Every record here needs to be written out again exactly.
____
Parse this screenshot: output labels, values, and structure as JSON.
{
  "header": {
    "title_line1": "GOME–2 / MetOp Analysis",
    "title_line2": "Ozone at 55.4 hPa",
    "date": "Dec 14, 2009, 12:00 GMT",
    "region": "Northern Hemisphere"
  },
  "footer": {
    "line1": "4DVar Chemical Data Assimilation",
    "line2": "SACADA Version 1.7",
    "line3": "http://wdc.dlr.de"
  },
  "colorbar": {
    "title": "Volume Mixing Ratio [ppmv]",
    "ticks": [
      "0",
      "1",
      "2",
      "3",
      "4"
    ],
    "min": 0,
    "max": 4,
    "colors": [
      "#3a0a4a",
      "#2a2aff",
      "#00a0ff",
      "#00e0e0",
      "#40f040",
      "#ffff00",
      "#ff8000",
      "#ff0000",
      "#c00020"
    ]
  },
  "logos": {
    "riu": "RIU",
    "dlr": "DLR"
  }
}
____
WRITTEN SOLUTION =
Parse this screenshot: output labels, values, and structure as JSON.
{
  "header": {
    "title_line1": "GOME–2 / MetOp Analysis",
    "title_line2": "Ozone at 55.4 hPa",
    "date": "Dec 14, 2009, 12:00 GMT",
    "region": "Northern Hemisphere"
  },
  "footer": {
    "line1": "4DVar Chemical Data Assimilation",
    "line2": "SACADA Version 1.7",
    "line3": "http://wdc.dlr.de"
  },
  "colorbar": {
    "title": "Volume Mixing Ratio [ppmv]",
    "ticks": [
      "0",
      "1",
      "2",
      "3",
      "4"
    ],
    "min": 0,
    "max": 4,
    "colors": [
      "#3a0a4a",
      "#2a2aff",
      "#00a0ff",
      "#00e0e0",
      "#40f040",
      "#ffff00",
      "#ff8000",
      "#ff0000",
      "#c00020"
    ]
  },
  "logos": {
    "riu": "RIU",
    "dlr": "DLR"
  }
}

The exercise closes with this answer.